§ Task directions
Can you duplicate, word for word, the part of the political commentary on gay rights that begins at the words "The gay community, despite" and stops after "within the party."?

---------- Source extract ----------

Democrats are trying to tie her to Mr. Romney, the presumptive GOP presidential nominee. “Congresswoman Hayworth has chosen a presidential candidate who would reinstate ‘Don’t Ask, Don’t Tell,'” said Josh Schwerin, a spokesman for the Democratic Congressional Campaign Committee.

Which, despite Romney’s other, real flaws on gay equality issues, is a big cheap partisan lie that some Democrats keep repeating.

Many Conservatives Oppose North Carolina Marriage Amendment

From a Charlotte News & Observer op-ed: “Perhaps the most surprising development in the fight over Amendment One is that so many leading North Carolina conservatives oppose it. … Should the measure be defeated by the voters on May 8, conservatives will have played a major role in its demise.” And this:

Then there’s the outright restriction of individual rights. Only a month after the U.S. Supreme Court heard powerful arguments against the health insurance mandate as unconstitutional, it rings hollow to many conservatives to insist that the heavy hand of the state come down against people who want to commit themselves to sharing a life. Put simply, if there is a liberty interest in choosing to buy health insurance, isn’t there a liberty interest in choosing to marry?

Grenell Derailed

updated May 5, 2012

Social conservatives and left-wing “progressives” can unite and cheer that together they have derailed Romney’s appointment of Richard Grenell as his foreign policy adviser/spokesman. Grenell is openly gay and an advocate of marriage equality, as previously noted. They’re celebrating at ThinkProgress and at the American Family Association. Shame on both, but especially on the partisan leftists who posture as our allies but prefer their Republicans anti-gay (hey, it serves the interests of the Democratic party, and that’s what matters above all, right).

More. Yes, Grenell’s resignation was mainly due to attacks by social conservatives, triggered by his support for marriage equality. But the fact that the left-liberal ThinkProgress and Huffington Post, among others (i.e., our progressive “allies”) were also gunning for him makes their attacks all the more despicable.

And no, I’m not impressed that ThinkProgress, having viciously skewered Grenell as sexist and a misogynist over tweets showing insufficient political correctness, has the gall to castigate the religious right for scuttling his appointment.

Furthermore. Log Cabin Executive Director R. Clarke Cooper writes:

The gay community, despite the hatred it greeted Ric with when his appointment was announced, has lost as well. … Liberal commentator Jonathan Capehart went so far as to say “Richard Grenell chose power over principle” and to accuse him of being a hypocrite for being a gay conservative working within the party.

And yet, now that his detractors have gotten what they wished for, some LGBT Americans are realizing the danger of the message that has been sent. Half of this country routinely votes Republican, and every recent advance for our liberty, from marriage in New York to the repeal of “Don’t Ask, Don’t Tell,” has required significant Republican support.

The left, after beating the right to the punch with the initial attacks on Grenell, pulled back when it became clear that the right was going to finish him off. But I have no doubt that if Grenell had survived the right’s onslaught, the left would have been back on the attack.

More still. Richmond Times-Dispatch columnist A. Barton Hinkle writes of a gay Republican friend:

In the wake of the Grenell affair, the friend writes, “I’m starting to wonder if—despite that fact that I agree with the [Republican] party on most issues, including being strongly pro-life—the GOP just doesn’t want people like me.” He will not vote for Romney now. But “I won’t vote for Obama, so for the first time in my life I won’t vote for president. There is no one for me to support.”

---------- Dataset records ----------

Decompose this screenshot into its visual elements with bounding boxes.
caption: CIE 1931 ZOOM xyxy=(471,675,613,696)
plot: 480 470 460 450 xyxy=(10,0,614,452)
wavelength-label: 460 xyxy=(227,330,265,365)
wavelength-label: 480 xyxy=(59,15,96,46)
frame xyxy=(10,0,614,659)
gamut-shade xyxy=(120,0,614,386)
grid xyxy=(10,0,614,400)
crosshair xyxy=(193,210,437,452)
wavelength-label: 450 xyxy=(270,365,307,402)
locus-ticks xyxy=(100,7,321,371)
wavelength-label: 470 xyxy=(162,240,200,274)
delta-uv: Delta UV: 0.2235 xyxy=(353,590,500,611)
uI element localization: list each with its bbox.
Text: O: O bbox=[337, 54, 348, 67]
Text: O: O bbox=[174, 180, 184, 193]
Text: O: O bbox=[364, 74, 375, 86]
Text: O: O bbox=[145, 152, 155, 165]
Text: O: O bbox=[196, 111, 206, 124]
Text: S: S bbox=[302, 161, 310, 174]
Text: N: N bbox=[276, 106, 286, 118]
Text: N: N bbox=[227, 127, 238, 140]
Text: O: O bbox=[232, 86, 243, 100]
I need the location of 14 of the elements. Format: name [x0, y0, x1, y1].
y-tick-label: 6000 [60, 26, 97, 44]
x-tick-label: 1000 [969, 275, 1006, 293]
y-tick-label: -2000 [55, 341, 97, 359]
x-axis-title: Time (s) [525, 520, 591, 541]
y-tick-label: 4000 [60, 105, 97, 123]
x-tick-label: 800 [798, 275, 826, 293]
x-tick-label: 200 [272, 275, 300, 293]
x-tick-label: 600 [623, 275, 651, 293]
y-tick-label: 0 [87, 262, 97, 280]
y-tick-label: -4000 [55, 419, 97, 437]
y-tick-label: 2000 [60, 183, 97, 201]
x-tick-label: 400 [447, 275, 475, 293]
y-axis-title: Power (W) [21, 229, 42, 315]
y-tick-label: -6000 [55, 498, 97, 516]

----------

§ Result
The gay community, despite the hatred it greeted Ric with when his appointment was announced, has lost as well. … Liberal commentator Jonathan Capehart went so far as to say “Richard Grenell chose power over principle” and to accuse him of being a hypocrite for being a gay conservative working within the party.